§ WHAT YOU NEED TO DO
**a.** In the HiPerGator post below, what does the "." at the end of the copy command mean?
**b.** Summarize the HiPerGator post below in two sentences.

§ READING TEXT
————————
Page 1 of 1

How to Use HiPerGator

Posted: Sun Oct 10, 2021 6:04 am
by jstenner
BASICS

Alright, we've worked through basic principles of AI using P5.js and ML5.js. Now let's work with AI using some tools that allow us to interact with the outstanding resources available via: UF's HiPerGator AI.

Python is commonly used in AI work and many resources are available online. A common technique is to prototype and develop an AI application using a development tool like Google Collab or Jupyter. Once the app is designed, tested and optimized it is typically run as a Python program in production. In the case of HiPerGator, it might be part of a SLURM batch process, for example. You can think of SLURM as something similar to our own Thinkbox Deadline renderfarm submission system, but more commonly available in the world of high performance computing systems. HiPerGator provides resources for using Jupyter, so that's what we'll focus on below. You should recognize, that you can install and run Jupyter on your personal computer as well, you just won't have ready access to all the CPUs and GPUs available via HiPerGator.

A good starting point for us is this set of tutorials at pythonprogramming.net:
https://pythonprogramming.net/introduct ... low-keras/

We'll work through the first several tutorials only...we won't spend time on cryptocurrency (though that could be cool, too).



REFERENCE

Pre-recorded Training
Jupyter Notebooks
AI HELP
TensorFlow
Modules (see also Basic Usage)
Locally available Datasets (i.e. on the HiPerGator system)

CONFIG

So, let's log into HPC via SSH using our previously created alias, "hgator" (assuming that's what you called yours...check your .zshrc or run "alias" to see all of your aliases if unsure):

Code: Select all

hgator
Next, we're going to create a symbolic link (like an alias) to our class directory on the HiPerGator "blue" drive. Recall, that's where we want to do most of our daily work. A symbolic link is created using the "ln -s" command followed by the path to the directory of interest, followed by the name of the link you want to create:

Code: Select all

ln -s /blue/art4612/ blue_art4612

After you've done that, look at your home directory and see how it represents a symbolic link...see the arrow?

Code: Select all

blue_art4612 -> /blue/art4612/

I have created a Demo working directory in blue_art4612/share/Deep_Learning_Basics. To work with these notebooks, you will want to create your own working directory inside your blue_art4612/<username> folder so you're not overwriting the demo files. Call it whatever you like. Once you've created your working directory, navigate to it. So, here's an example:

from within your home directory (~):

Code: Select all

cd blue_art4612/<your_username>
mkdir  my_notebooks
cd my_notebooks

Now, you want to copy the demo jupyter notebook(s) to your current working directory. You must be inside the directory in which you want to work before issuing the following command. Note the "." at the end of the command. That means, copy the file to the current directory which, based on the previous commands, is now "my_notebooks".

Code: Select all

cp ~/blue_art4612/share/Deep_Learning_Basics/01.Deep_Learning_with_Tensorflow.ipynb .

Repeat that for each of the jupyter notebooks in the Deep_Learning_Basics directory. You'll also want to grab the "datasets" directory.
————————
§ RECORD EXCERPTS

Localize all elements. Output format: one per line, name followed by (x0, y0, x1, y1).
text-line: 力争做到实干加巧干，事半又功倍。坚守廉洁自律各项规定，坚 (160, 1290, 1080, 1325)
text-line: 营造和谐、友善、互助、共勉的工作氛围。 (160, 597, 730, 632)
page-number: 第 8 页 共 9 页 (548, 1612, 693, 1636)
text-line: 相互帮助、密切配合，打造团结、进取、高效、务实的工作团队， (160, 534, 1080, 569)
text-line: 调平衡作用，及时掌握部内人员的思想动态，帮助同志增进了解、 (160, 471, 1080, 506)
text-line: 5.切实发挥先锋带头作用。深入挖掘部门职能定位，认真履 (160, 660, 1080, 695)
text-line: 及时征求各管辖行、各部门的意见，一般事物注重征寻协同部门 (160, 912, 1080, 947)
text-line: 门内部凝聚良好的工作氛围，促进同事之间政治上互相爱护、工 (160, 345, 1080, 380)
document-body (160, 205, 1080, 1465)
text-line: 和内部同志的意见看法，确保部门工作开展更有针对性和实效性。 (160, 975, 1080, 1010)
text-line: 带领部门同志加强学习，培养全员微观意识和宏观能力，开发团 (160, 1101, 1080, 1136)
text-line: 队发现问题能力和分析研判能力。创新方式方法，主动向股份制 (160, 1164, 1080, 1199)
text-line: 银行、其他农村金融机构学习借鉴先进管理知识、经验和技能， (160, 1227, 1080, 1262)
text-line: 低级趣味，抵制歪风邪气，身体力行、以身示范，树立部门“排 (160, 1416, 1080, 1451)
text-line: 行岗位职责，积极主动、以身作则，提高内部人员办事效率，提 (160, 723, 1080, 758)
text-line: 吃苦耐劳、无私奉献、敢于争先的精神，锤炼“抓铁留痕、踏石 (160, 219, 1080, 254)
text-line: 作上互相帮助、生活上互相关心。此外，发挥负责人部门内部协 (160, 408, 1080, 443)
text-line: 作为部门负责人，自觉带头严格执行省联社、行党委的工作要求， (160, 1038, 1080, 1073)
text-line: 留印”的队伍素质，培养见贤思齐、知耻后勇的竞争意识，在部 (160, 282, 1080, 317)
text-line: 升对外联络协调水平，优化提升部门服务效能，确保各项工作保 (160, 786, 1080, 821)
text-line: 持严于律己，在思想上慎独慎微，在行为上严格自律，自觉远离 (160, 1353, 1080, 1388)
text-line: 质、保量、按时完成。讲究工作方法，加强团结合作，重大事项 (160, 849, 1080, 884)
————————
§ SOLVED PROBLEMS
**a.** It means the file is copied to the current directory.

**b.** The post explains that AI applications are commonly prototyped in a tool like Jupyter and then run as Python programs, and that HiPerGator provides resources for using Jupyter. It then walks through logging in over SSH, creating a symbolic link to the class directory on the "blue" drive, making a personal working directory, and copying the demo notebooks and "datasets" directory into it.